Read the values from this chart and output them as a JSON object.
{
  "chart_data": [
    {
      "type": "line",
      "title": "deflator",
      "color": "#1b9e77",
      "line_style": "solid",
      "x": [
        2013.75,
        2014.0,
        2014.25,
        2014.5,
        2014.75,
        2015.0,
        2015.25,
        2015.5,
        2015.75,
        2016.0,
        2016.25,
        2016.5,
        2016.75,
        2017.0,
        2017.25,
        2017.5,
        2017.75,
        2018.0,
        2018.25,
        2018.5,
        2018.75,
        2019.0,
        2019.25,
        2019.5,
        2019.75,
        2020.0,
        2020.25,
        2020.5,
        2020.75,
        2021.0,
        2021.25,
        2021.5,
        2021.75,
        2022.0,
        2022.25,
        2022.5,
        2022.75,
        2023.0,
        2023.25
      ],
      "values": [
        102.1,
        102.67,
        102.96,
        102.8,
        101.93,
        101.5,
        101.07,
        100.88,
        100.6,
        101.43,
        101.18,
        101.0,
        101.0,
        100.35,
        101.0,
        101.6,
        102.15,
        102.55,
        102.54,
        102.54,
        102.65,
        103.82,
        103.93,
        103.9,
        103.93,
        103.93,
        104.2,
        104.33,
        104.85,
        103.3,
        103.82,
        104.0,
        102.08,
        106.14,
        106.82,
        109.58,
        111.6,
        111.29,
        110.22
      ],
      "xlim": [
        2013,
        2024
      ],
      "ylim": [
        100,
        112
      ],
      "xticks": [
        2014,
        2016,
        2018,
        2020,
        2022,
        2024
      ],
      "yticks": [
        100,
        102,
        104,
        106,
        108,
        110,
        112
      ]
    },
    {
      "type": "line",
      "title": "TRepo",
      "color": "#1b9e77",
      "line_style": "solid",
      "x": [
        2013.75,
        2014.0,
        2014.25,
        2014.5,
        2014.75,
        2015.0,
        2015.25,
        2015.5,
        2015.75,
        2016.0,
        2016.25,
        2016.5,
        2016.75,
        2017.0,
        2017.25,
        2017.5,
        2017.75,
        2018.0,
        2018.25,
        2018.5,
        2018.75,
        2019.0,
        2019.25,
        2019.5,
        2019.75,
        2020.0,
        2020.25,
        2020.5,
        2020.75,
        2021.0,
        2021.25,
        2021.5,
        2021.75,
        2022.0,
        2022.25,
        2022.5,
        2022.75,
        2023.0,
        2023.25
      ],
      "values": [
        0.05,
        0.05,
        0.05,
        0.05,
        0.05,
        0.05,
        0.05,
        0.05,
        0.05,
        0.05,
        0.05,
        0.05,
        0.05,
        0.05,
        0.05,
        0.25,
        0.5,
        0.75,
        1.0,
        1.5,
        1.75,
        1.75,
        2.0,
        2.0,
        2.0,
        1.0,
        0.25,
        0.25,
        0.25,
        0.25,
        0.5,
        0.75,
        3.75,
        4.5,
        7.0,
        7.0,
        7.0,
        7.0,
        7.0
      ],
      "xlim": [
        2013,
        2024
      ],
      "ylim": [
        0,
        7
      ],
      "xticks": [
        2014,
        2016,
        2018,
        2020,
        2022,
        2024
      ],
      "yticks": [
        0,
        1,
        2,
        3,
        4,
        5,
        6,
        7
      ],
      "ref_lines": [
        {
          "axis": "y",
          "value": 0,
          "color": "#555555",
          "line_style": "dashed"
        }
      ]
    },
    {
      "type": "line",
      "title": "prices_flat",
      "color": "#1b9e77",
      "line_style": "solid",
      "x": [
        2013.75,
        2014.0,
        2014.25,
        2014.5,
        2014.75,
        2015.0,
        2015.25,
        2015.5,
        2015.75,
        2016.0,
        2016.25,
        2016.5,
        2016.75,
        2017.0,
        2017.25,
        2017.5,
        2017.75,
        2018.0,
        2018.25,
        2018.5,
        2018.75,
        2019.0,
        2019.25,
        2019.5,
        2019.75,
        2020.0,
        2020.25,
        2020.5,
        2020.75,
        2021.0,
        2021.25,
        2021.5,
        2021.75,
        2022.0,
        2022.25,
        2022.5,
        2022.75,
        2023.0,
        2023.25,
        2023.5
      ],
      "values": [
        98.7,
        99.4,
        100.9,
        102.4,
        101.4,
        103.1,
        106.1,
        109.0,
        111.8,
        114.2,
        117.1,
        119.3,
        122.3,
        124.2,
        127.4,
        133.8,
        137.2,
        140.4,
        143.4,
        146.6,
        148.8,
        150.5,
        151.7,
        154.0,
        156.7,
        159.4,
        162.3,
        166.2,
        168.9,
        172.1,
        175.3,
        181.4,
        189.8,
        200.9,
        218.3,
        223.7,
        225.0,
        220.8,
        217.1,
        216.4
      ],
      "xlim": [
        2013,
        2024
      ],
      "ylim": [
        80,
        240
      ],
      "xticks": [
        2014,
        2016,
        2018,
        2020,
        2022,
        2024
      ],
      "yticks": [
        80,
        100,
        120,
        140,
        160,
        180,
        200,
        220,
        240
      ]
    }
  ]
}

━━━━━━

-- TASK GOAL --
Please output the entries above, every line exactly as it reads.

-- SOLUTION FOR THIS EXERCISE --
Read the values from this chart and output them as a JSON object.
{
  "chart_data": [
    {
      "type": "line",
      "title": "deflator",
      "color": "#1b9e77",
      "line_style": "solid",
      "x": [
        2013.75,
        2014.0,
        2014.25,
        2014.5,
        2014.75,
        2015.0,
        2015.25,
        2015.5,
        2015.75,
        2016.0,
        2016.25,
        2016.5,
        2016.75,
        2017.0,
        2017.25,
        2017.5,
        2017.75,
        2018.0,
        2018.25,
        2018.5,
        2018.75,
        2019.0,
        2019.25,
        2019.5,
        2019.75,
        2020.0,
        2020.25,
        2020.5,
        2020.75,
        2021.0,
        2021.25,
        2021.5,
        2021.75,
        2022.0,
        2022.25,
        2022.5,
        2022.75,
        2023.0,
        2023.25
      ],
      "values": [
        102.1,
        102.67,
        102.96,
        102.8,
        101.93,
        101.5,
        101.07,
        100.88,
        100.6,
        101.43,
        101.18,
        101.0,
        101.0,
        100.35,
        101.0,
        101.6,
        102.15,
        102.55,
        102.54,
        102.54,
        102.65,
        103.82,
        103.93,
        103.9,
        103.93,
        103.93,
        104.2,
        104.33,
        104.85,
        103.3,
        103.82,
        104.0,
        102.08,
        106.14,
        106.82,
        109.58,
        111.6,
        111.29,
        110.22
      ],
      "xlim": [
        2013,
        2024
      ],
      "ylim": [
        100,
        112
      ],
      "xticks": [
        2014,
        2016,
        2018,
        2020,
        2022,
        2024
      ],
      "yticks": [
        100,
        102,
        104,
        106,
        108,
        110,
        112
      ]
    },
    {
      "type": "line",
      "title": "TRepo",
      "color": "#1b9e77",
      "line_style": "solid",
      "x": [
        2013.75,
        2014.0,
        2014.25,
        2014.5,
        2014.75,
        2015.0,
        2015.25,
        2015.5,
        2015.75,
        2016.0,
        2016.25,
        2016.5,
        2016.75,
        2017.0,
        2017.25,
        2017.5,
        2017.75,
        2018.0,
        2018.25,
        2018.5,
        2018.75,
        2019.0,
        2019.25,
        2019.5,
        2019.75,
        2020.0,
        2020.25,
        2020.5,
        2020.75,
        2021.0,
        2021.25,
        2021.5,
        2021.75,
        2022.0,
        2022.25,
        2022.5,
        2022.75,
        2023.0,
        2023.25
      ],
      "values": [
        0.05,
        0.05,
        0.05,
        0.05,
        0.05,
        0.05,
        0.05,
        0.05,
        0.05,
        0.05,
        0.05,
        0.05,
        0.05,
        0.05,
        0.05,
        0.25,
        0.5,
        0.75,
        1.0,
        1.5,
        1.75,
        1.75,
        2.0,
        2.0,
        2.0,
        1.0,
        0.25,
        0.25,
        0.25,
        0.25,
        0.5,
        0.75,
        3.75,
        4.5,
        7.0,
        7.0,
        7.0,
        7.0,
        7.0
      ],
      "xlim": [
        2013,
        2024
      ],
      "ylim": [
        0,
        7
      ],
      "xticks": [
        2014,
        2016,
        2018,
        2020,
        2022,
        2024
      ],
      "yticks": [
        0,
        1,
        2,
        3,
        4,
        5,
        6,
        7
      ],
      "ref_lines": [
        {
          "axis": "y",
          "value": 0,
          "color": "#555555",
          "line_style": "dashed"
        }
      ]
    },
    {
      "type": "line",
      "title": "prices_flat",
      "color": "#1b9e77",
      "line_style": "solid",
      "x": [
        2013.75,
        2014.0,
        2014.25,
        2014.5,
        2014.75,
        2015.0,
        2015.25,
        2015.5,
        2015.75,
        2016.0,
        2016.25,
        2016.5,
        2016.75,
        2017.0,
        2017.25,
        2017.5,
        2017.75,
        2018.0,
        2018.25,
        2018.5,
        2018.75,
        2019.0,
        2019.25,
        2019.5,
        2019.75,
        2020.0,
        2020.25,
        2020.5,
        2020.75,
        2021.0,
        2021.25,
        2021.5,
        2021.75,
        2022.0,
        2022.25,
        2022.5,
        2022.75,
        2023.0,
        2023.25,
        2023.5
      ],
      "values": [
        98.7,
        99.4,
        100.9,
        102.4,
        101.4,
        103.1,
        106.1,
        109.0,
        111.8,
        114.2,
        117.1,
        119.3,
        122.3,
        124.2,
        127.4,
        133.8,
        137.2,
        140.4,
        143.4,
        146.6,
        148.8,
        150.5,
        151.7,
        154.0,
        156.7,
        159.4,
        162.3,
        166.2,
        168.9,
        172.1,
        175.3,
        181.4,
        189.8,
        200.9,
        218.3,
        223.7,
        225.0,
        220.8,
        217.1,
        216.4
      ],
      "xlim": [
        2013,
        2024
      ],
      "ylim": [
        80,
        240
      ],
      "xticks": [
        2014,
        2016,
        2018,
        2020,
        2022,
        2024
      ],
      "yticks": [
        80,
        100,
        120,
        140,
        160,
        180,
        200,
        220,
        240
      ]
    }
  ]
}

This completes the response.